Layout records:

----------

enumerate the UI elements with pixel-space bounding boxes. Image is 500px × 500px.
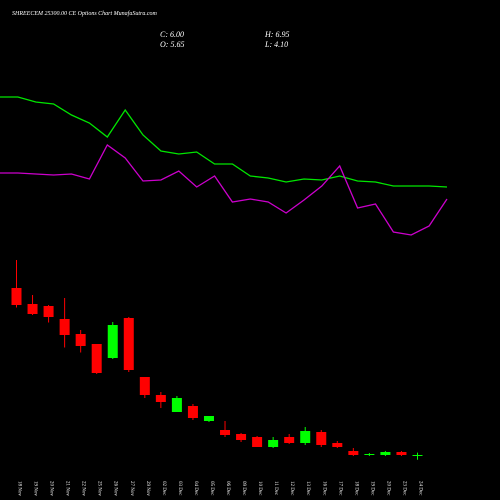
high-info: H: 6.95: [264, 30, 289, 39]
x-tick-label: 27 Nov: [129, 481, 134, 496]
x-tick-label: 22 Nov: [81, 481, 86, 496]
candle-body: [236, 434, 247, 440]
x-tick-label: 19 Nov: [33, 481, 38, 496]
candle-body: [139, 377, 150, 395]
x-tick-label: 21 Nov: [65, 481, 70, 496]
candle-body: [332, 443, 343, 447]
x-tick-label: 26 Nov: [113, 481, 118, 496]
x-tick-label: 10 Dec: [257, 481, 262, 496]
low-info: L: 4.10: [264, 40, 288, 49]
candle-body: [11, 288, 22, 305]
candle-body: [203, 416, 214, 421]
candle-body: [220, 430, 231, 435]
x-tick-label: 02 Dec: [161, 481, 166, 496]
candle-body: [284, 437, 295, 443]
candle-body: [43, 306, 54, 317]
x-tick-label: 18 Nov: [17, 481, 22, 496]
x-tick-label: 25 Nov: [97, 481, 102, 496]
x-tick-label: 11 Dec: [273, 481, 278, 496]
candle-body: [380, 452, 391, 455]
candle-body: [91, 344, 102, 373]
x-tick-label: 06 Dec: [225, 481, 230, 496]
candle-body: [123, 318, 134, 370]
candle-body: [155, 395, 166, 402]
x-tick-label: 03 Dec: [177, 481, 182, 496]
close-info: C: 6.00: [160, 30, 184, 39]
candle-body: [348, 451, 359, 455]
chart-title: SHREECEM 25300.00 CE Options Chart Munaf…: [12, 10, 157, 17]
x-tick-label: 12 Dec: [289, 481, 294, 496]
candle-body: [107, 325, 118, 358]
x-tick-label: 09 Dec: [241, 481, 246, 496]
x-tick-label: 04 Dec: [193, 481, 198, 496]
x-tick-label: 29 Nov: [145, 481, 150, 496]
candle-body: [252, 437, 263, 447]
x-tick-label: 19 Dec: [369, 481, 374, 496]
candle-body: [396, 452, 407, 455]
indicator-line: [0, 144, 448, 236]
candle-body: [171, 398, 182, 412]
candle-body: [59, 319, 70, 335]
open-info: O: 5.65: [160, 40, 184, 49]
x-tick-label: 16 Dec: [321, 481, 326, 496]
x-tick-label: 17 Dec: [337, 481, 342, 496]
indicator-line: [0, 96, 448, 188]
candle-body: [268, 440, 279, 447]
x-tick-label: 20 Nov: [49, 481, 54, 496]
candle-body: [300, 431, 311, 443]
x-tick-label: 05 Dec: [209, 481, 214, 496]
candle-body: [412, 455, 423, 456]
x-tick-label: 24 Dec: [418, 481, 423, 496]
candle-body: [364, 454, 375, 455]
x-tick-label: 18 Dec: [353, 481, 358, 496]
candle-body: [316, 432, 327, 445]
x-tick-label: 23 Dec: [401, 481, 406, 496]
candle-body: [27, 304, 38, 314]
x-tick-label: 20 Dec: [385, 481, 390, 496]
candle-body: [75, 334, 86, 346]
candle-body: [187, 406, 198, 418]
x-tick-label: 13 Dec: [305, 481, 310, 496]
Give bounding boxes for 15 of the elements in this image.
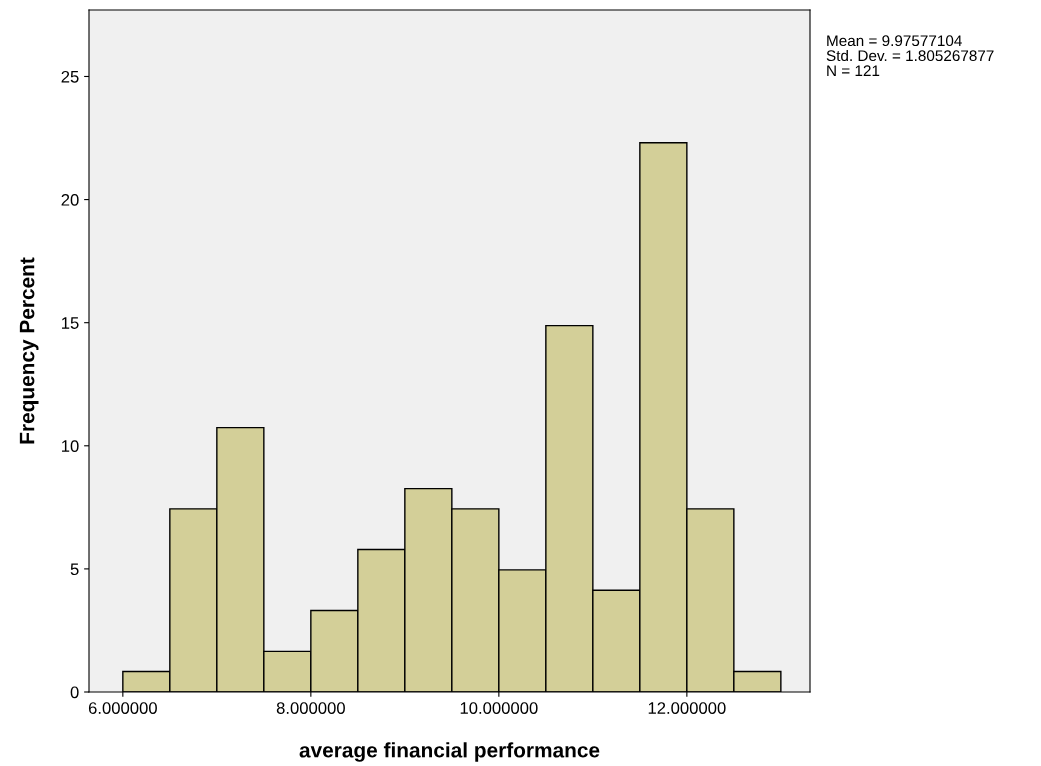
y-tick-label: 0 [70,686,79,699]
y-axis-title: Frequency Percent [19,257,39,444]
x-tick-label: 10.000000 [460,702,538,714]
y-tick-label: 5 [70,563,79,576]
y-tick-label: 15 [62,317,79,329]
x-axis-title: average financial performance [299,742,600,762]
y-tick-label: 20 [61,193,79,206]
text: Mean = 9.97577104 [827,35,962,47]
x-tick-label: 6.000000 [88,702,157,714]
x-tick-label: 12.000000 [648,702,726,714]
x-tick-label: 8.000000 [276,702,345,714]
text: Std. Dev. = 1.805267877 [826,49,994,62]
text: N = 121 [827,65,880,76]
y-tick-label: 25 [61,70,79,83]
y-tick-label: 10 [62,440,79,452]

----------

> _GIVEN REQUEST_
Turn every line of the records into a numbered list, skipping any blank lines. Leave the pictures out of the answer.

> _ANSWER IN FULL_
1. enumerate the UI elements with pixel-space bounding boxes. Image is 500px × 500px.
2. high-info: H: 6.95: [264, 30, 289, 39]
3. x-tick-label: 27 Nov: [129, 481, 134, 496]
4. x-tick-label: 22 Nov: [81, 481, 86, 496]
5. candle-body: [236, 434, 247, 440]
6. x-tick-label: 19 Nov: [33, 481, 38, 496]
7. candle-body: [139, 377, 150, 395]
8. x-tick-label: 21 Nov: [65, 481, 70, 496]
9. candle-body: [332, 443, 343, 447]
10. x-tick-label: 26 Nov: [113, 481, 118, 496]
11. x-tick-label: 10 Dec: [257, 481, 262, 496]
12. low-info: L: 4.10: [264, 40, 288, 49]
13. candle-body: [11, 288, 22, 305]
14. candle-body: [203, 416, 214, 421]
15. candle-body: [220, 430, 231, 435]
16. x-tick-label: 02 Dec: [161, 481, 166, 496]
17. candle-body: [284, 437, 295, 443]
18. candle-body: [43, 306, 54, 317]
19. x-tick-label: 18 Nov: [17, 481, 22, 496]
20. x-tick-label: 25 Nov: [97, 481, 102, 496]
21. x-tick-label: 11 Dec: [273, 481, 278, 496]
22. candle-body: [380, 452, 391, 455]
23. candle-body: [91, 344, 102, 373]
24. x-tick-label: 06 Dec: [225, 481, 230, 496]
25. candle-body: [123, 318, 134, 370]
26. candle-body: [155, 395, 166, 402]
27. x-tick-label: 03 Dec: [177, 481, 182, 496]
28. close-info: C: 6.00: [160, 30, 184, 39]
29. candle-body: [348, 451, 359, 455]
30. chart-title: SHREECEM 25300.00 CE Options Chart Munaf…: [12, 10, 157, 17]
31. x-tick-label: 12 Dec: [289, 481, 294, 496]
32. candle-body: [107, 325, 118, 358]
33. x-tick-label: 09 Dec: [241, 481, 246, 496]
34. x-tick-label: 04 Dec: [193, 481, 198, 496]
35. x-tick-label: 29 Nov: [145, 481, 150, 496]
36. candle-body: [252, 437, 263, 447]
37. x-tick-label: 19 Dec: [369, 481, 374, 496]
38. candle-body: [396, 452, 407, 455]
39. indicator-line: [0, 144, 448, 236]
40. candle-body: [171, 398, 182, 412]
41. candle-body: [59, 319, 70, 335]
42. open-info: O: 5.65: [160, 40, 184, 49]
43. x-tick-label: 16 Dec: [321, 481, 326, 496]
44. x-tick-label: 17 Dec: [337, 481, 342, 496]
45. indicator-line: [0, 96, 448, 188]
46. candle-body: [268, 440, 279, 447]
47. x-tick-label: 20 Nov: [49, 481, 54, 496]
48. candle-body: [300, 431, 311, 443]
49. x-tick-label: 05 Dec: [209, 481, 214, 496]
50. candle-body: [412, 455, 423, 456]
51. x-tick-label: 24 Dec: [418, 481, 423, 496]
52. candle-body: [364, 454, 375, 455]
53. x-tick-label: 18 Dec: [353, 481, 358, 496]
54. candle-body: [316, 432, 327, 445]
55. x-tick-label: 23 Dec: [401, 481, 406, 496]
56. candle-body: [27, 304, 38, 314]
57. x-tick-label: 20 Dec: [385, 481, 390, 496]
58. candle-body: [75, 334, 86, 346]
59. candle-body: [187, 406, 198, 418]
60. x-tick-label: 13 Dec: [305, 481, 310, 496]
61. Give bounding boxes for 15 of the elements in this image.
62. y-tick-label: 0 [70,686,79,699]
63. y-axis-title: Frequency Percent [19,257,39,444]
64. x-tick-label: 10.000000 [460,702,538,714]
65. y-tick-label: 5 [70,563,79,576]
66. y-tick-label: 15 [62,317,79,329]
67. x-axis-title: average financial performance [299,742,600,762]
68. y-tick-label: 20 [61,193,79,206]
69. text: Mean = 9.97577104 [827,35,962,47]
70. x-tick-label: 6.000000 [88,702,157,714]
71. x-tick-label: 12.000000 [648,702,726,714]
72. x-tick-label: 8.000000 [276,702,345,714]
73. text: Std. Dev. = 1.805267877 [826,49,994,62]
74. text: N = 121 [827,65,880,76]
75. y-tick-label: 25 [61,70,79,83]
76. y-tick-label: 10 [62,440,79,452]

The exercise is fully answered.